start INPUT ROWS

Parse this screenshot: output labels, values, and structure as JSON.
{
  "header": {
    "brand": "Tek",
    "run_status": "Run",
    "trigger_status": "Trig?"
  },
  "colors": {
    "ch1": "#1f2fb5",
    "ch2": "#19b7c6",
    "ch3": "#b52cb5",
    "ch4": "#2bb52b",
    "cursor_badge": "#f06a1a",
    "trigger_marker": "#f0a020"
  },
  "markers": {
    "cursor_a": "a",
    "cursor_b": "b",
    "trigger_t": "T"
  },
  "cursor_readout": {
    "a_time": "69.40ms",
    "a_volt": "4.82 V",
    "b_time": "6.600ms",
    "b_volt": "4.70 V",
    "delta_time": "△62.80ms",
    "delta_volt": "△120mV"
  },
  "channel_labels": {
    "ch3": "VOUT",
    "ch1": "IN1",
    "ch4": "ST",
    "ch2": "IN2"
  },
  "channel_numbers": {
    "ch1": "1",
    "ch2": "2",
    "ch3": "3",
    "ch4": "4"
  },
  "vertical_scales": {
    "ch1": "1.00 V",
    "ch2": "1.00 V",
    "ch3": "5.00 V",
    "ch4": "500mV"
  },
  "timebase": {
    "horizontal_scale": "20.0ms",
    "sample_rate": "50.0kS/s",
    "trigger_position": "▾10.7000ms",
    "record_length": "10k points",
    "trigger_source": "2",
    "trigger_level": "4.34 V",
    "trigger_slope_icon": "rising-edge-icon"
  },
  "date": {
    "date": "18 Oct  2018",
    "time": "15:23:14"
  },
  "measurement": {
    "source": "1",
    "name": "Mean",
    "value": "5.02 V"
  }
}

end INPUT ROWS

- [OBJECTIVE]: Restate each entry exactly, skipping none.

- [OUTPUT OF THE TASK]:
Parse this screenshot: output labels, values, and structure as JSON.
{
  "header": {
    "brand": "Tek",
    "run_status": "Run",
    "trigger_status": "Trig?"
  },
  "colors": {
    "ch1": "#1f2fb5",
    "ch2": "#19b7c6",
    "ch3": "#b52cb5",
    "ch4": "#2bb52b",
    "cursor_badge": "#f06a1a",
    "trigger_marker": "#f0a020"
  },
  "markers": {
    "cursor_a": "a",
    "cursor_b": "b",
    "trigger_t": "T"
  },
  "cursor_readout": {
    "a_time": "69.40ms",
    "a_volt": "4.82 V",
    "b_time": "6.600ms",
    "b_volt": "4.70 V",
    "delta_time": "△62.80ms",
    "delta_volt": "△120mV"
  },
  "channel_labels": {
    "ch3": "VOUT",
    "ch1": "IN1",
    "ch4": "ST",
    "ch2": "IN2"
  },
  "channel_numbers": {
    "ch1": "1",
    "ch2": "2",
    "ch3": "3",
    "ch4": "4"
  },
  "vertical_scales": {
    "ch1": "1.00 V",
    "ch2": "1.00 V",
    "ch3": "5.00 V",
    "ch4": "500mV"
  },
  "timebase": {
    "horizontal_scale": "20.0ms",
    "sample_rate": "50.0kS/s",
    "trigger_position": "▾10.7000ms",
    "record_length": "10k points",
    "trigger_source": "2",
    "trigger_level": "4.34 V",
    "trigger_slope_icon": "rising-edge-icon"
  },
  "date": {
    "date": "18 Oct  2018",
    "time": "15:23:14"
  },
  "measurement": {
    "source": "1",
    "name": "Mean",
    "value": "5.02 V"
  }
}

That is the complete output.